> **Task directions**
Find the lines holding the word "xlabel" and collect them.

* start *

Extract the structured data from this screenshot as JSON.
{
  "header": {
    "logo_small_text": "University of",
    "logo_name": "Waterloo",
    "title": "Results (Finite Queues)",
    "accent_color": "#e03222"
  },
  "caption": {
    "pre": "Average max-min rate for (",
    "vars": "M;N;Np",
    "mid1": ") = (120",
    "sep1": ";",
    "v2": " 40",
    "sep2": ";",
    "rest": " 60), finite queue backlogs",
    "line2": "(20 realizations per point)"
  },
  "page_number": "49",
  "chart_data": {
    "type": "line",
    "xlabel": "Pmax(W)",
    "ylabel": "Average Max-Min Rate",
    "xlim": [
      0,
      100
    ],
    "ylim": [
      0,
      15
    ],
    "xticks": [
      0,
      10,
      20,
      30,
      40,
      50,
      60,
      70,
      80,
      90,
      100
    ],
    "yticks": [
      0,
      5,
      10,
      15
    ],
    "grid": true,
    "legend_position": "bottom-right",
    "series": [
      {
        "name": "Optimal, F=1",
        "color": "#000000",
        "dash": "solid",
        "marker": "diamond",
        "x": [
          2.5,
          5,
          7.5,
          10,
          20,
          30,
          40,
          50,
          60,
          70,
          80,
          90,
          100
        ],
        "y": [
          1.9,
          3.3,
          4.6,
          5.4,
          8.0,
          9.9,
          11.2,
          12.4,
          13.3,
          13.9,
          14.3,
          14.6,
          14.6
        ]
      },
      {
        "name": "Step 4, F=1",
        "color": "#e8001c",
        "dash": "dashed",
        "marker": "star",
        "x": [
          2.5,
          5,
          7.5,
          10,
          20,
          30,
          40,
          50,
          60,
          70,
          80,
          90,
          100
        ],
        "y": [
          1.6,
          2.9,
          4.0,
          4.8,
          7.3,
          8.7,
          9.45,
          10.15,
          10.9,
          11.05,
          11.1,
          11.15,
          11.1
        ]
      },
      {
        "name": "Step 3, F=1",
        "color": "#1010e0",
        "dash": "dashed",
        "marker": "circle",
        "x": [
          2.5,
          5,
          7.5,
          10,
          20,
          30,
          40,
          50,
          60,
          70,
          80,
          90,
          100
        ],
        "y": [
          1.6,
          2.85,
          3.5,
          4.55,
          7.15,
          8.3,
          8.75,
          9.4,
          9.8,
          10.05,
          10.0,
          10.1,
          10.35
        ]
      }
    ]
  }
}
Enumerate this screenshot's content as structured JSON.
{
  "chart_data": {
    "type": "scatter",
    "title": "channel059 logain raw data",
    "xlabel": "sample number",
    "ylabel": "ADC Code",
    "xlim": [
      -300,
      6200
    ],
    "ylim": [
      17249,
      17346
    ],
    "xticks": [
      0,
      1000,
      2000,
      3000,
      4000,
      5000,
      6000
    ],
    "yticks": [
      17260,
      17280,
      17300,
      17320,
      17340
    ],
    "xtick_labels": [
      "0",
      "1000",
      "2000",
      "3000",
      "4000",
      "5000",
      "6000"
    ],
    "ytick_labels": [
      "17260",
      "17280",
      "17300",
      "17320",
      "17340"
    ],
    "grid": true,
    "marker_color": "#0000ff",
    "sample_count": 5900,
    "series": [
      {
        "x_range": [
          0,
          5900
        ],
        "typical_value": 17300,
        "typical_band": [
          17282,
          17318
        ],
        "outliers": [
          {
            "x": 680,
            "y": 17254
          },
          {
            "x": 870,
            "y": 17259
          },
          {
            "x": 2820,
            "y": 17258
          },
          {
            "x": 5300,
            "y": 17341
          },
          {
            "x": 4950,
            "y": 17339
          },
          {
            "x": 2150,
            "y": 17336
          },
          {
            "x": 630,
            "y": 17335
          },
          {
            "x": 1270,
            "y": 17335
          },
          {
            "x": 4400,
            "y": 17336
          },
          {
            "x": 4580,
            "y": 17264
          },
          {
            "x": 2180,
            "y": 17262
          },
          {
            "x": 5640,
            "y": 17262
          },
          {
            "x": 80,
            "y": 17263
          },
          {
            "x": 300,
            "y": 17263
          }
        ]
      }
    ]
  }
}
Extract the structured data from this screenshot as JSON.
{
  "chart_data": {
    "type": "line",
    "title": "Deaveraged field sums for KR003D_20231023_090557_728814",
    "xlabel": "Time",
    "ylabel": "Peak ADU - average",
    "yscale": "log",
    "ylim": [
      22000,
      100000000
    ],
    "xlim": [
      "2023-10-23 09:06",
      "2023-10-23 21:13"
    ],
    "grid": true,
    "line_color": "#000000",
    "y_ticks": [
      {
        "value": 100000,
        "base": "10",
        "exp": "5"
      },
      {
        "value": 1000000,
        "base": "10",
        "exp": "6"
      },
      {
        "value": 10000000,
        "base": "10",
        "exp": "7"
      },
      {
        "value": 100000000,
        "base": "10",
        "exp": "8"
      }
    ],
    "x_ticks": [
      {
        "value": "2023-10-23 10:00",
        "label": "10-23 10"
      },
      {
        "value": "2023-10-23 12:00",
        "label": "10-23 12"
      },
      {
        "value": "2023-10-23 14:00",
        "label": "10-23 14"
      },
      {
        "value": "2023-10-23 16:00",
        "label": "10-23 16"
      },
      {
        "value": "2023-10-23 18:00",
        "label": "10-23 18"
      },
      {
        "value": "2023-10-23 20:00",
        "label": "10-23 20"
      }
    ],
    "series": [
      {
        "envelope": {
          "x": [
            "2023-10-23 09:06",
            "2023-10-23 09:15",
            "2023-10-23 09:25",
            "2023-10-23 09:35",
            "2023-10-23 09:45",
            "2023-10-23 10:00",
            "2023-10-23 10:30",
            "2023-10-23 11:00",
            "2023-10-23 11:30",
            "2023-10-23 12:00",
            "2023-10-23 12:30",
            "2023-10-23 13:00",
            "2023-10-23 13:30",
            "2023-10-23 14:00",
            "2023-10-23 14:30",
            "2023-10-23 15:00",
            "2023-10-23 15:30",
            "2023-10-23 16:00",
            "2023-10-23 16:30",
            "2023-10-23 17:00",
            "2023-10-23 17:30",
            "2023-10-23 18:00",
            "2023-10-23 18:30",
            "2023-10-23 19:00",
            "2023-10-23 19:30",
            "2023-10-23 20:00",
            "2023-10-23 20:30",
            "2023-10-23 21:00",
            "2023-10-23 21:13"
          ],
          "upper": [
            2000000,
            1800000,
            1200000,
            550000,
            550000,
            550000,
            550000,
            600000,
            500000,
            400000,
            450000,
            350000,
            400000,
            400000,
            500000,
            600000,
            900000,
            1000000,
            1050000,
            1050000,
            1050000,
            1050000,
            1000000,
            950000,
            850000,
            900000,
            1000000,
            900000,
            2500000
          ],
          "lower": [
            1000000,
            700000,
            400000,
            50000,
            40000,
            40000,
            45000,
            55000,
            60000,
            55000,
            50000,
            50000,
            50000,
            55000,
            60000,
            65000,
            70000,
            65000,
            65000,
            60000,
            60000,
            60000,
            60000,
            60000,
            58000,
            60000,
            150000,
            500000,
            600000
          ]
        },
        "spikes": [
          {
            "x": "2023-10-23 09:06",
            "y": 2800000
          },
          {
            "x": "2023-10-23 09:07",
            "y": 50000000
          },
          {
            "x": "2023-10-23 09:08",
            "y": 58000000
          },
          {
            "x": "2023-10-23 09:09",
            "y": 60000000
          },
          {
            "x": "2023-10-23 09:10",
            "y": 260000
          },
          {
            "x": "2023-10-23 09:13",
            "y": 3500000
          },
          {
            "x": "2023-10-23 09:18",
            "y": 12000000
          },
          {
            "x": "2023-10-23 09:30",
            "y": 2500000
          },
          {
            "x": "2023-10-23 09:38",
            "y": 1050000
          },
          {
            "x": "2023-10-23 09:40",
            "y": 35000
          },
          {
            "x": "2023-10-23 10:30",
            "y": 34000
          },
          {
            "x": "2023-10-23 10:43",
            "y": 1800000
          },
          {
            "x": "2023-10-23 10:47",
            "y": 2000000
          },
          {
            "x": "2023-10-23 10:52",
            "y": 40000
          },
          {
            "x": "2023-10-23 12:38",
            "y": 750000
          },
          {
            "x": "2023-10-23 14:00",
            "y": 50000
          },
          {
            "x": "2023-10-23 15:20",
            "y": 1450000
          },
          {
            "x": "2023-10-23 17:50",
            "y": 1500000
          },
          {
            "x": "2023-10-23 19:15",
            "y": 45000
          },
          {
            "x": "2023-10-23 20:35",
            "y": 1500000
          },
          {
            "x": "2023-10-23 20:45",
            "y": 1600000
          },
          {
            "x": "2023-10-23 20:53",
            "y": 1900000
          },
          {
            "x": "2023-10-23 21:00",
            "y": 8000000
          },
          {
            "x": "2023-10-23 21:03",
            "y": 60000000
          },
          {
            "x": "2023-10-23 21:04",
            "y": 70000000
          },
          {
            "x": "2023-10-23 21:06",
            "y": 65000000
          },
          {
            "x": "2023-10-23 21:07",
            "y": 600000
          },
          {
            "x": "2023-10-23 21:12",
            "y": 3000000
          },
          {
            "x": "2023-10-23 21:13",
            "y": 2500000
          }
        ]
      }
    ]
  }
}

* end *

> **The result**
    "xlabel": "Pmax(W)",
    "xlabel": "sample number",
    "xlabel": "Time",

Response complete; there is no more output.